CUDA.NET 2.3.7 Released

Dear all,

We would like to announce for the release of CUDA.NET 2.3.7.

This version addresses various issues with runtime API and types. The change was in data types and structures compliance with the native wrapper of CUDA Runtime API, to support cross-platform environments operating in 32 or 64 bit mode. The structures now support the SizeT structure we introduced in the previous CUDA.NET release.

Link to the download page.

Please send us your comments and feedback.

22 Replies to “CUDA.NET 2.3.7 Released”

Hornbydd says:

October 28, 2009 at 12:22 AM

Hello,

I was wondering if you could provide some sample projects that are for VB .Net 2005 or 2008 express edition? The examples are in C# and I cannot load them.

### Record extracts
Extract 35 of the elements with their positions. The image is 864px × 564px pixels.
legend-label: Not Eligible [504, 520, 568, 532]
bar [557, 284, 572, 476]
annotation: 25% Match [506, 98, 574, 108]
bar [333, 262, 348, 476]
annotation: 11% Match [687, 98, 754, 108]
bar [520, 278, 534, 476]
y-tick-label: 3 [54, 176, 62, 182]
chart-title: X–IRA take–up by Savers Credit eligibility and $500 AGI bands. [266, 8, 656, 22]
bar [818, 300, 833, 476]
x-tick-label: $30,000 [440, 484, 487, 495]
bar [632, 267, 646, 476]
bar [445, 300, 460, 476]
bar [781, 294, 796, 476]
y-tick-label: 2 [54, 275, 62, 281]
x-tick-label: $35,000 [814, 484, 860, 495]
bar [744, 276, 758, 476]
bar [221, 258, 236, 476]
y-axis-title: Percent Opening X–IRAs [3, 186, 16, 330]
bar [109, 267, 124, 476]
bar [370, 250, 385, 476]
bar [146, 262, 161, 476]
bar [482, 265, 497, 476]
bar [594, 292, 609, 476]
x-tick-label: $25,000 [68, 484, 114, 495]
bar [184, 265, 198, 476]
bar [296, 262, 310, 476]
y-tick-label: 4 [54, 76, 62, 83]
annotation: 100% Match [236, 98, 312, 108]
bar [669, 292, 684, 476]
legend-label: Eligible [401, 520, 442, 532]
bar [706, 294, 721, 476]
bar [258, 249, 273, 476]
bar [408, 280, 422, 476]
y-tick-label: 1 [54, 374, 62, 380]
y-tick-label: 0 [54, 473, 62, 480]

### Objectives
- A) Edit the CUDA.NET release page: give its text between "We would like" and "comments and feedback.", inclusive, with "64 bit" replaced by "64-bit".
- B) Answer these questions from the CUDA.NET release page.
(i) Which version number is announced?
(ii) Which structure did the previous CUDA.NET release introduce?
(iii) Which editions of VB .Net does Hornbydd want sample projects for?
- C) Decide whether each statement agrees with the CUDA.NET release page. Answer yes or no and quote the deciding words.
(i) The new version supports environments running in 32 or 64 bit mode.
(ii) The example projects are written in VB .Net.
(iii) The page has 22 replies.

### Solution set
- A)
We would like to announce for the release of CUDA.NET 2.3.7.

This version addresses various issues with runtime API and types. The change was in data types and structures compliance with the native wrapper of CUDA Runtime API, to support cross-platform environments operating in 32 or 64-bit mode. The structures now support the SizeT structure we introduced in the previous CUDA.NET release.

Link to the download page.

Please send us your comments and feedback.

- B)
(i) 2.3.7
(ii) SizeT
(iii) VB .Net 2005 or 2008 express edition

- C)
(i) Yes: "to support cross-platform environments operating in 32 or 64 bit mode"
(ii) No: "The examples are in C# and I cannot load them."
(iii) Yes: "22 Replies to “CUDA.NET 2.3.7 Released”"